(EXERCISE BRIEF): Will you give the material below again, every line exactly as it is?

(DATASET ROWS):
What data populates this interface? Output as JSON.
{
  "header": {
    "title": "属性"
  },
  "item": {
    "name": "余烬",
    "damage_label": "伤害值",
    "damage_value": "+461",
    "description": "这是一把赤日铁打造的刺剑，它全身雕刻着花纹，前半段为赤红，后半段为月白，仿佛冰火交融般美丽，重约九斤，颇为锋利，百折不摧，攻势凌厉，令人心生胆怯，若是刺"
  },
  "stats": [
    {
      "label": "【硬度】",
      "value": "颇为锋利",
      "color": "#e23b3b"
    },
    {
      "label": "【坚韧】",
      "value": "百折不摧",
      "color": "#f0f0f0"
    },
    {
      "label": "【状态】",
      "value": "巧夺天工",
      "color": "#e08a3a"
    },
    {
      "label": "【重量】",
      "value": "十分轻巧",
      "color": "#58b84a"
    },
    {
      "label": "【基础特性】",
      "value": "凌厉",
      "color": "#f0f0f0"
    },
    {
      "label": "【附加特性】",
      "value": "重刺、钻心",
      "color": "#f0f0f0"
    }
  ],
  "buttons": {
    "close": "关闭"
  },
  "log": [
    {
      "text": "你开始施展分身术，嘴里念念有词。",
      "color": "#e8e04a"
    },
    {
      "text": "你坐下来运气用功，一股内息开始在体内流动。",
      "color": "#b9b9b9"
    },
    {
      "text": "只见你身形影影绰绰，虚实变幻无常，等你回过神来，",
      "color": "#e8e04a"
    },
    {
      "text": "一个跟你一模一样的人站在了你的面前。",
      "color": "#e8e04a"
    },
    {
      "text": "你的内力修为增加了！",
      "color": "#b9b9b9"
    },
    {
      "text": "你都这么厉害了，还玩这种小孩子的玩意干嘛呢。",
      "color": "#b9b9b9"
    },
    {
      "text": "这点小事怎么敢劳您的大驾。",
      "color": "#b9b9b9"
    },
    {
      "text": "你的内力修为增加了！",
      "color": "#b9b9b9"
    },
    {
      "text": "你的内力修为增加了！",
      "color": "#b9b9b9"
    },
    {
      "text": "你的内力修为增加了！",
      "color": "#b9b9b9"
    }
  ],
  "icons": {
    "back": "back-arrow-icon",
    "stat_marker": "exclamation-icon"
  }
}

(EXERCISE RESPONSE):
What data populates this interface? Output as JSON.
{
  "header": {
    "title": "属性"
  },
  "item": {
    "name": "余烬",
    "damage_label": "伤害值",
    "damage_value": "+461",
    "description": "这是一把赤日铁打造的刺剑，它全身雕刻着花纹，前半段为赤红，后半段为月白，仿佛冰火交融般美丽，重约九斤，颇为锋利，百折不摧，攻势凌厉，令人心生胆怯，若是刺"
  },
  "stats": [
    {
      "label": "【硬度】",
      "value": "颇为锋利",
      "color": "#e23b3b"
    },
    {
      "label": "【坚韧】",
      "value": "百折不摧",
      "color": "#f0f0f0"
    },
    {
      "label": "【状态】",
      "value": "巧夺天工",
      "color": "#e08a3a"
    },
    {
      "label": "【重量】",
      "value": "十分轻巧",
      "color": "#58b84a"
    },
    {
      "label": "【基础特性】",
      "value": "凌厉",
      "color": "#f0f0f0"
    },
    {
      "label": "【附加特性】",
      "value": "重刺、钻心",
      "color": "#f0f0f0"
    }
  ],
  "buttons": {
    "close": "关闭"
  },
  "log": [
    {
      "text": "你开始施展分身术，嘴里念念有词。",
      "color": "#e8e04a"
    },
    {
      "text": "你坐下来运气用功，一股内息开始在体内流动。",
      "color": "#b9b9b9"
    },
    {
      "text": "只见你身形影影绰绰，虚实变幻无常，等你回过神来，",
      "color": "#e8e04a"
    },
    {
      "text": "一个跟你一模一样的人站在了你的面前。",
      "color": "#e8e04a"
    },
    {
      "text": "你的内力修为增加了！",
      "color": "#b9b9b9"
    },
    {
      "text": "你都这么厉害了，还玩这种小孩子的玩意干嘛呢。",
      "color": "#b9b9b9"
    },
    {
      "text": "这点小事怎么敢劳您的大驾。",
      "color": "#b9b9b9"
    },
    {
      "text": "你的内力修为增加了！",
      "color": "#b9b9b9"
    },
    {
      "text": "你的内力修为增加了！",
      "color": "#b9b9b9"
    },
    {
      "text": "你的内力修为增加了！",
      "color": "#b9b9b9"
    }
  ],
  "icons": {
    "back": "back-arrow-icon",
    "stat_marker": "exclamation-icon"
  }
}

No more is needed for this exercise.